» MATERIAL SUPPLIED
┏━━
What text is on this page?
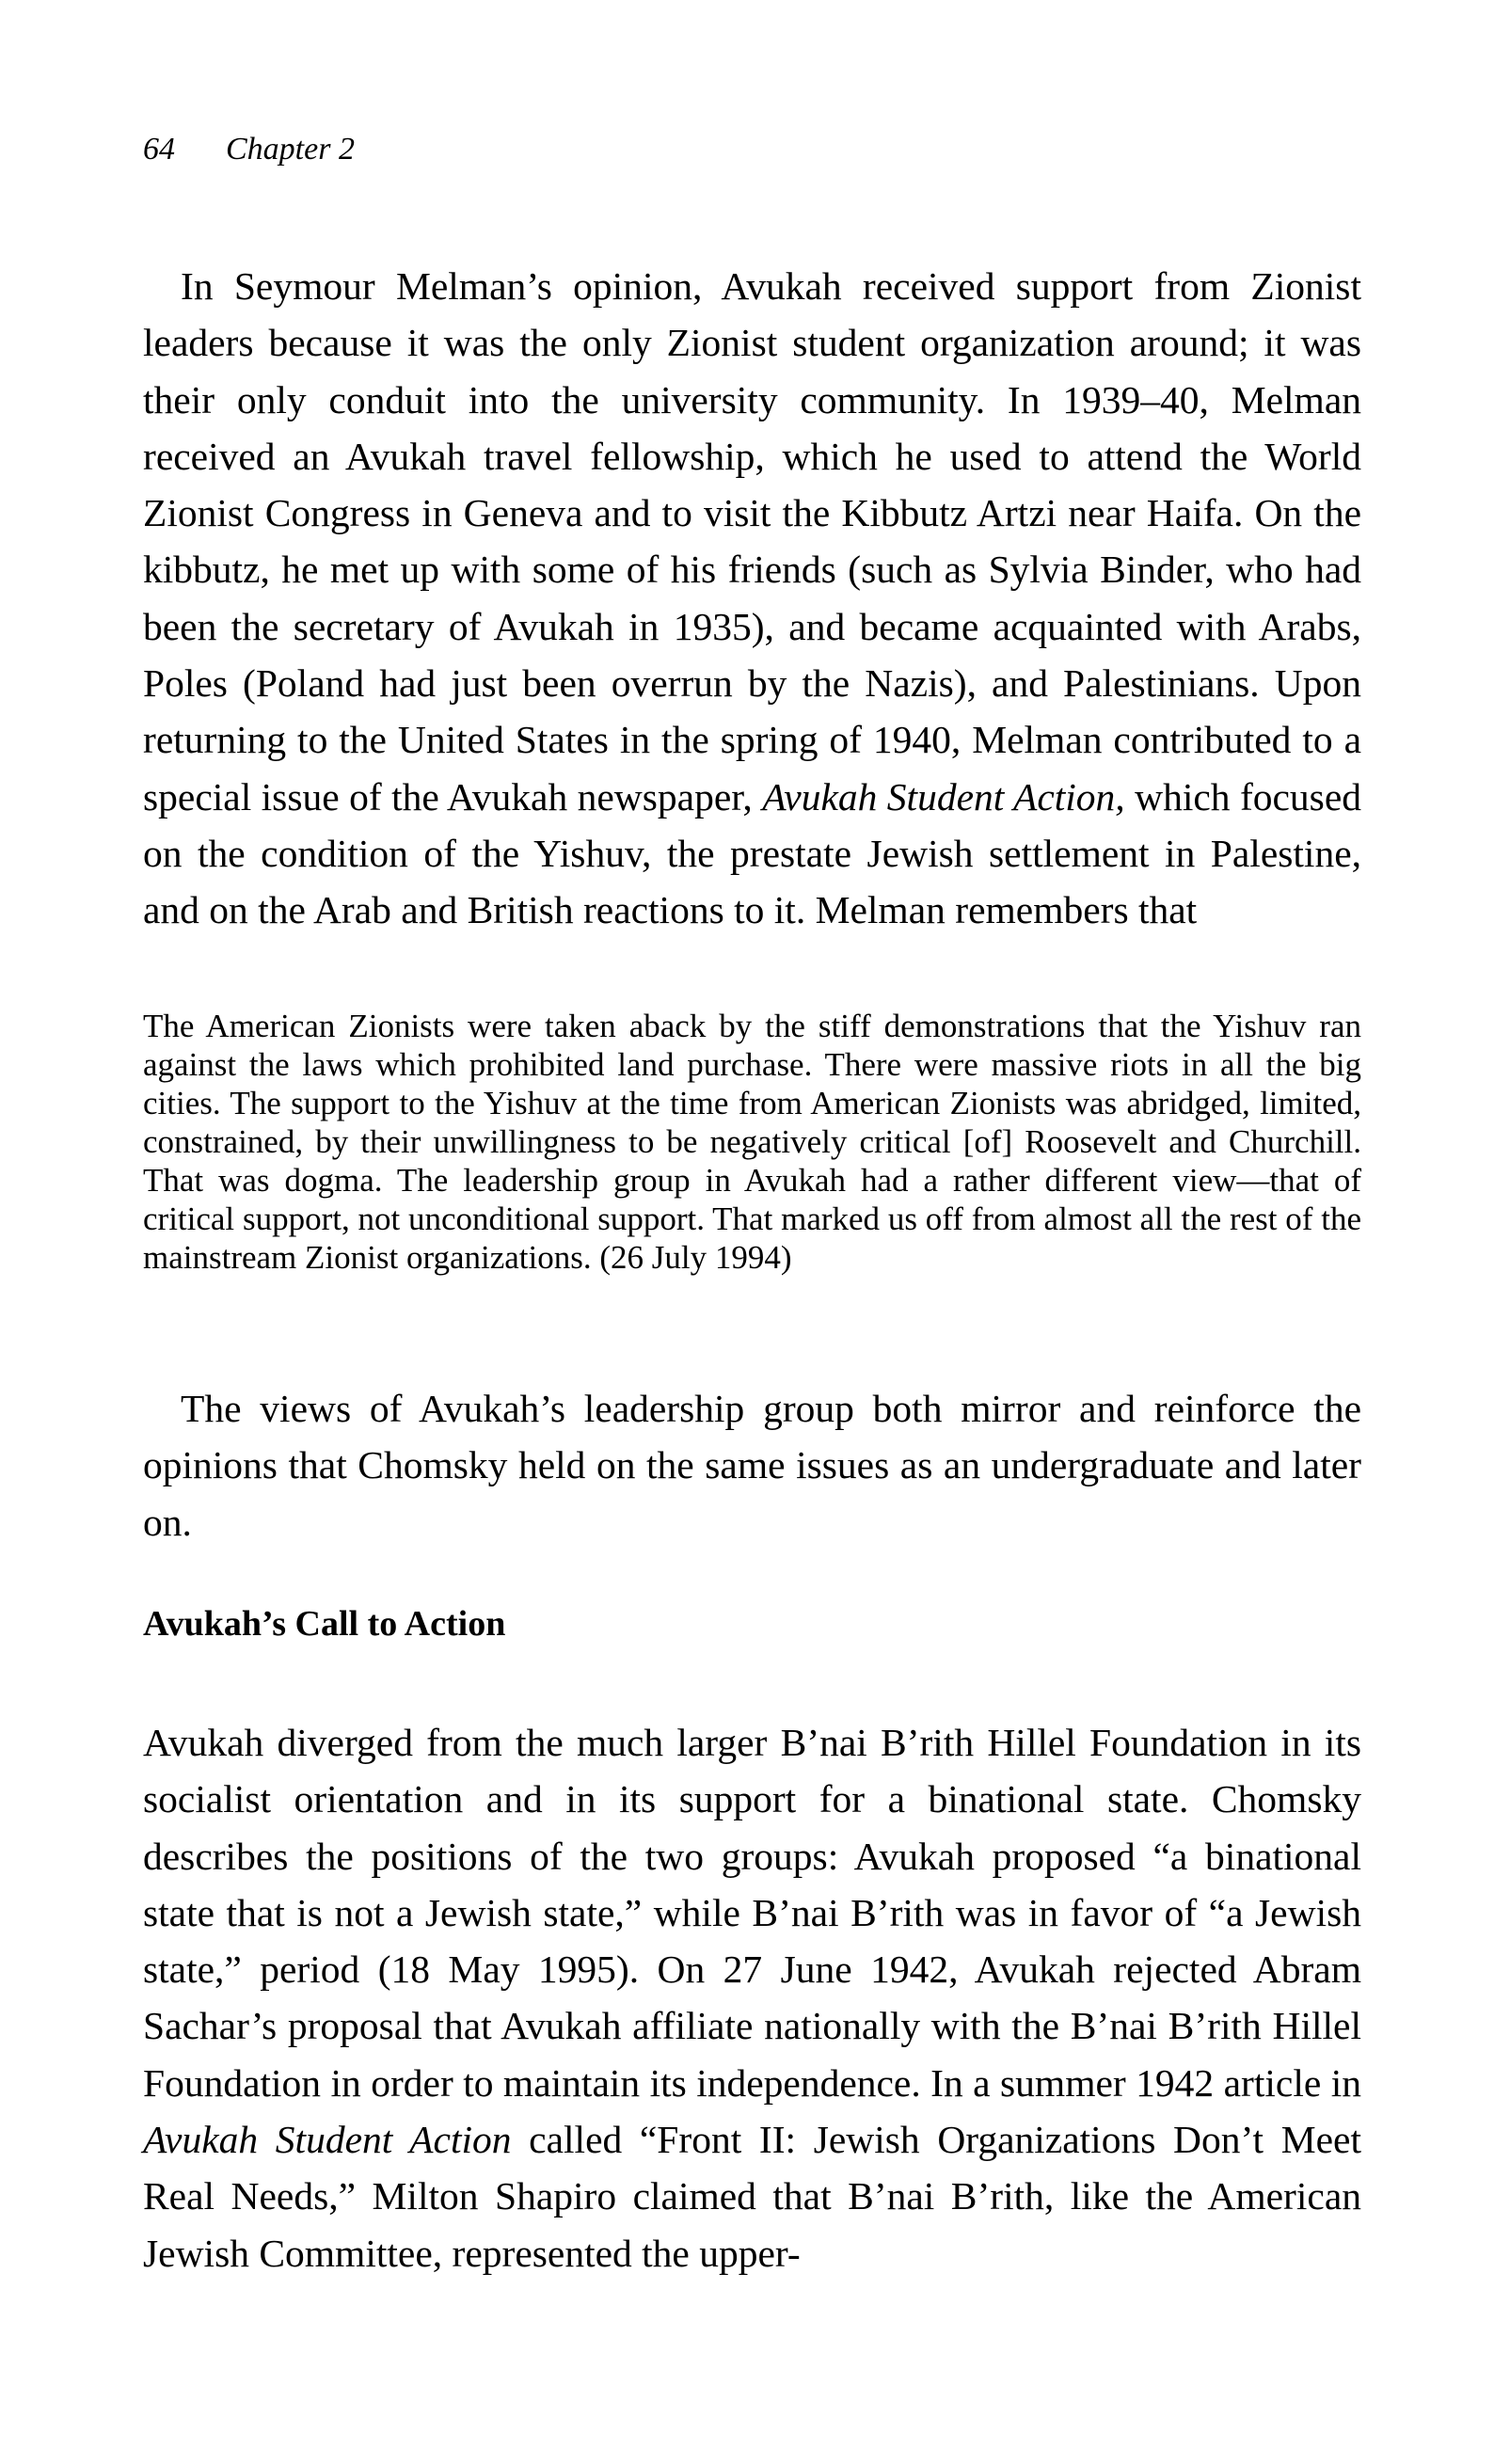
64 Chapter 2

In Seymour Melman’s opinion, Avukah received support from Zionist leaders because it was the only Zionist student organization around; it was their only conduit into the university community. In 1939–40, Melman received an Avukah travel fellowship, which he used to attend the World Zionist Congress in Geneva and to visit the Kibbutz Artzi near Haifa. On the kibbutz, he met up with some of his friends (such as Sylvia Binder, who had been the secretary of Avukah in 1935), and became acquainted with Arabs, Poles (Poland had just been overrun by the Nazis), and Palestinians. Upon returning to the United States in the spring of 1940, Melman contributed to a special issue of the Avukah newspaper, Avukah Student Action, which focused on the condition of the Yishuv, the prestate Jewish settlement in Palestine, and on the Arab and British reactions to it. Melman remembers that

The American Zionists were taken aback by the stiff demonstrations that the Yishuv ran against the laws which prohibited land purchase. There were massive riots in all the big cities. The support to the Yishuv at the time from American Zionists was abridged, limited, constrained, by their unwillingness to be negatively critical [of] Roosevelt and Churchill. That was dogma. The leadership group in Avukah had a rather different view—that of critical support, not unconditional support. That marked us off from almost all the rest of the mainstream Zionist organizations. (26 July 1994)

The views of Avukah’s leadership group both mirror and reinforce the opinions that Chomsky held on the same issues as an undergraduate and later on.

Avukah’s Call to Action

Avukah diverged from the much larger B’nai B’rith Hillel Foundation in its socialist orientation and in its support for a binational state. Chomsky describes the positions of the two groups: Avukah proposed “a binational state that is not a Jewish state,” while B’nai B’rith was in favor of “a Jewish state,” period (18 May 1995). On 27 June 1942, Avukah rejected Abram Sachar’s proposal that Avukah affiliate nationally with the B’nai B’rith Hillel Foundation in order to maintain its independence. In a summer 1942 article in Avukah Student Action called “Front II: Jewish Organizations Don’t Meet Real Needs,” Milton Shapiro claimed that B’nai B’rith, like the American Jewish Committee, represented the upper-
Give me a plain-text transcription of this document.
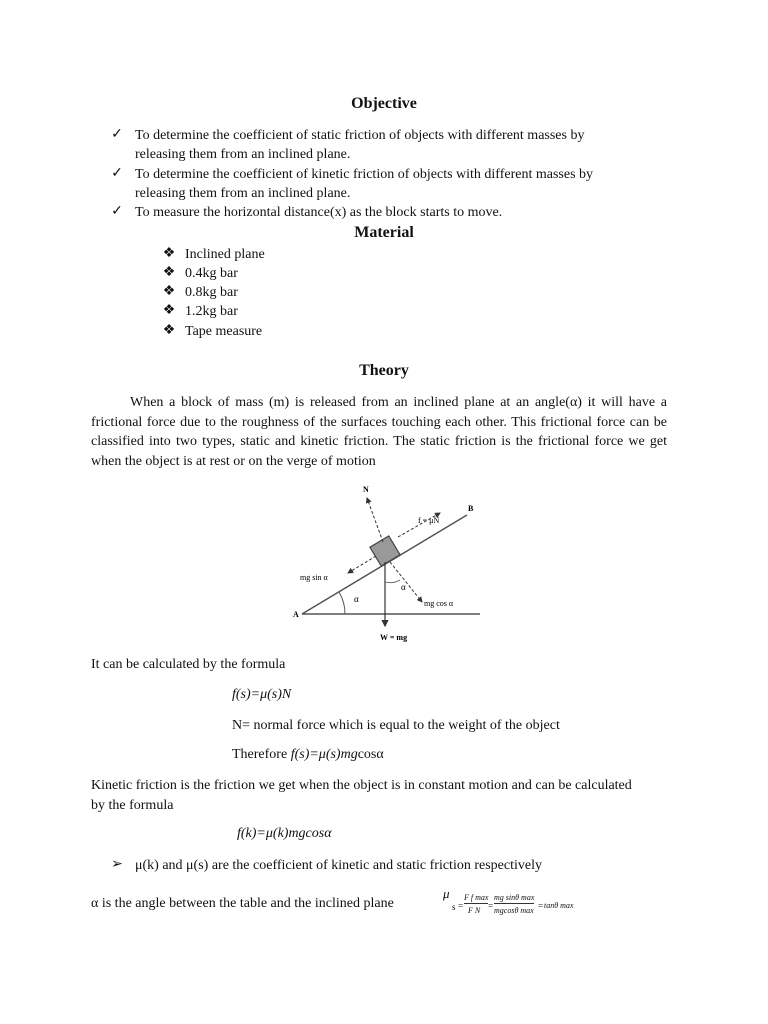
Objective
✓ To determine the coefficient of static friction of objects with different masses by
releasing them from an inclined plane.
✓ To determine the coefficient of kinetic friction of objects with different masses by
releasing them from an inclined plane.
✓ To measure the horizontal distance(x) as the block starts to move.
Material
❖ Inclined plane
❖ 0.4kg bar
❖ 0.8kg bar
❖ 1.2kg bar
❖ Tape measure
Theory
When a block of mass (m) is released from an inclined plane at an angle(α) it will have a frictional force due to the roughness of the surfaces touching each other. This frictional force can be classified into two types, static and kinetic friction. The static friction is the frictional force we get when the object is at rest or on the verge of motion
N
B
A
f = μN
mg sin α
α
α
mg cos α
W = mg
It can be calculated by the formula
f(s)=μ(s)N
N= normal force which is equal to the weight of the object
Therefore f(s)=μ(s)mgcosα
Kinetic friction is the friction we get when the object is in constant motion and can be calculated
by the formula
f(k)=μ(k)mgcosα
➢ μ(k) and μ(s) are the coefficient of kinetic and static friction respectively
α is the angle between the table and the inclined plane
μ
s =
F f max
F N =
mg sinθ max
mgcosθ max = tanθ max
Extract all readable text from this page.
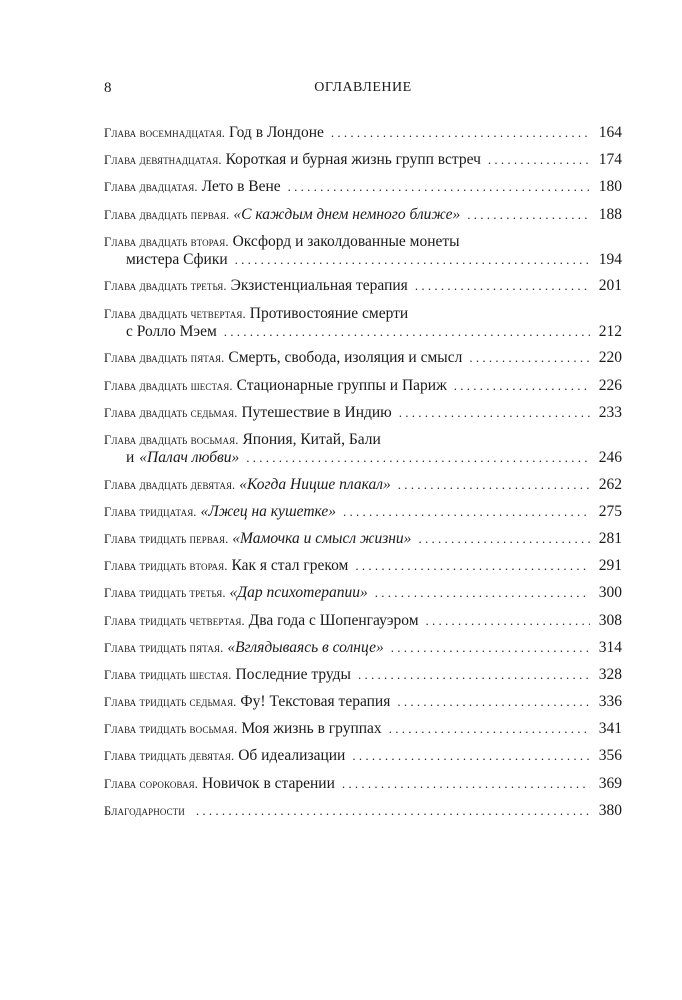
8	ОГЛАВЛЕНИЕ
Глава восемнадцатая. Год в Лондоне . . .	164
Глава девятнадцатая. Короткая и бурная жизнь групп встреч . . .	174
Глава двадцатая. Лето в Вене . . .	180
Глава двадцать первая. «С каждым днем немного ближе» . . .	188
Глава двадцать вторая. Оксфорд и заколдованные монеты
мистера Сфики . . .	194
Глава двадцать третья. Экзистенциальная терапия . . .	201
Глава двадцать четвертая. Противостояние смерти
с Ролло Мэем . . .	212
Глава двадцать пятая. Смерть, свобода, изоляция и смысл . . .	220
Глава двадцать шестая. Стационарные группы и Париж . . .	226
Глава двадцать седьмая. Путешествие в Индию . . .	233
Глава двадцать восьмая. Япония, Китай, Бали
и «Палач любви» . . .	246
Глава двадцать девятая. «Когда Ницше плакал» . . .	262
Глава тридцатая. «Лжец на кушетке» . . .	275
Глава тридцать первая. «Мамочка и смысл жизни» . . .	281
Глава тридцать вторая. Как я стал греком . . .	291
Глава тридцать третья. «Дар психотерапии» . . .	300
Глава тридцать четвертая. Два года с Шопенгауэром . . .	308
Глава тридцать пятая. «Вглядываясь в солнце» . . .	314
Глава тридцать шестая. Последние труды . . .	328
Глава тридцать седьмая. Фу! Текстовая терапия . . .	336
Глава тридцать восьмая. Моя жизнь в группах . . .	341
Глава тридцать девятая. Об идеализации . . .	356
Глава сороковая. Новичок в старении . . .	369
Благодарности . . .	380
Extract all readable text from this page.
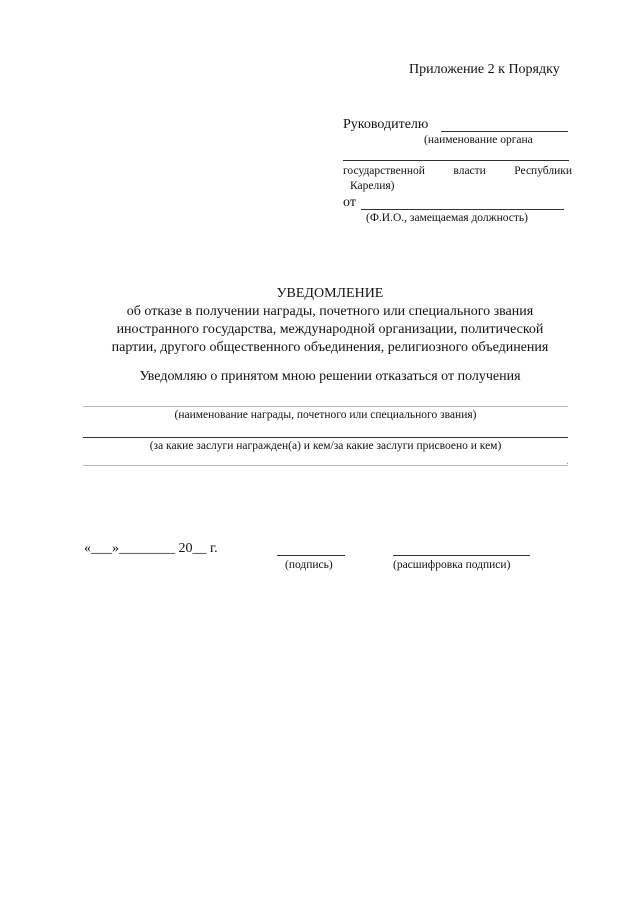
Приложение 2 к Порядку
Руководителю
(наименование органа
государственной власти Республики
Карелия)
от
(Ф.И.О., замещаемая должность)
УВЕДОМЛЕНИЕ
об отказе в получении награды, почетного или специального звания
иностранного государства, международной организации, политической
партии, другого общественного объединения, религиозного объединения
Уведомляю о принятом мною решении отказаться от получения
(наименование награды, почетного или специального звания)
(за какие заслуги награжден(а) и кем/за какие заслуги присвоено и кем)
.
«___»________ 20__ г.
(подпись)	(расшифровка подписи)
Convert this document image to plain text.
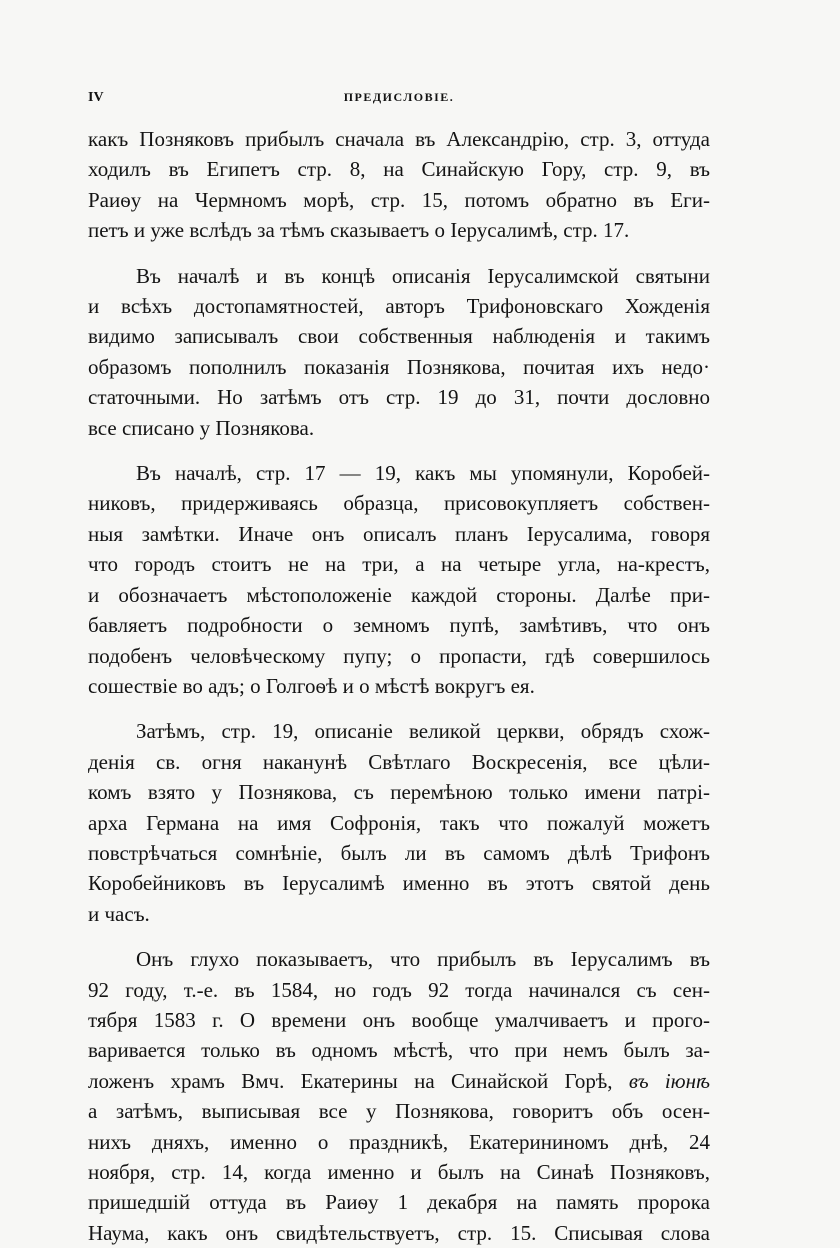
IV	ПРЕДИСЛОВІЕ.

какъ Позняковъ прибылъ сначала въ Александрію, стр. 3, оттуда
ходилъ въ Египетъ стр. 8, на Синайскую Гору, стр. 9, въ
Раиѳу на Чермномъ морѣ, стр. 15, потомъ обратно въ Еги-
петъ и уже вслѣдъ за тѣмъ сказываетъ о Іерусалимѣ, стр. 17.

Въ началѣ и въ концѣ описанія Іерусалимской святыни
и всѣхъ достопамятностей, авторъ Трифоновскаго Хожденія
видимо записывалъ свои собственныя наблюденія и такимъ
образомъ пополнилъ показанія Познякова, почитая ихъ недо·
статочными. Но затѣмъ отъ стр. 19 до 31, почти дословно
все списано у Познякова.

Въ началѣ, стр. 17 — 19, какъ мы упомянули, Коробей-
никовъ, придерживаясь образца, присовокупляетъ собствен-
ныя замѣтки. Иначе онъ описалъ планъ Іерусалима, говоря
что городъ стоитъ не на три, а на четыре угла, на-крестъ,
и обозначаетъ мѣстоположеніе каждой стороны. Далѣе при-
бавляетъ подробности о земномъ пупѣ, замѣтивъ, что онъ
подобенъ человѣческому пупу; о пропасти, гдѣ совершилось
сошествіе во адъ; о Голгоѳѣ и о мѣстѣ вокругъ ея.

Затѣмъ, стр. 19, описаніе великой церкви, обрядъ схож-
денія св. огня наканунѣ Свѣтлаго Воскресенія, все цѣли-
комъ взято у Познякова, съ перемѣною только имени патрі-
арха Германа на имя Софронія, такъ что пожалуй можетъ
повстрѣчаться сомнѣніе, былъ ли въ самомъ дѣлѣ Трифонъ
Коробейниковъ въ Іерусалимѣ именно въ этотъ святой день
и часъ.

Онъ глухо показываетъ, что прибылъ въ Іерусалимъ въ
92 году, т.-е. въ 1584, но годъ 92 тогда начинался съ сен-
тября 1583 г. О времени онъ вообще умалчиваетъ и прого-
варивается только въ одномъ мѣстѣ, что при немъ былъ за-
ложенъ храмъ Вмч. Екатерины на Синайской Горѣ, въ іюнѣ
а затѣмъ, выписывая все у Познякова, говоритъ объ осен-
нихъ дняхъ, именно о праздникѣ, Екатерининомъ днѣ, 24
ноября, стр. 14, когда именно и былъ на Синаѣ Позняковъ,
пришедшій оттуда въ Раиѳу 1 декабря на память пророка
Наума, какъ онъ свидѣтельствуетъ, стр. 15. Списывая слова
┗━━
» SHORT EXERCISE
Identify the lines above that contain the word "friction", then copy them.

» SOLUTION FOR THIS EXERCISE
✓ To determine the coefficient of static friction of objects with different masses by
✓ To determine the coefficient of kinetic friction of objects with different masses by
When a block of mass (m) is released from an inclined plane at an angle(α) it will have a frictional force due to the roughness of the surfaces touching each other. This frictional force can be classified into two types, static and kinetic friction. The static friction is the frictional force we get when the object is at rest or on the verge of motion
Kinetic friction is the friction we get when the object is in constant motion and can be calculated
➢ μ(k) and μ(s) are the coefficient of kinetic and static friction respectively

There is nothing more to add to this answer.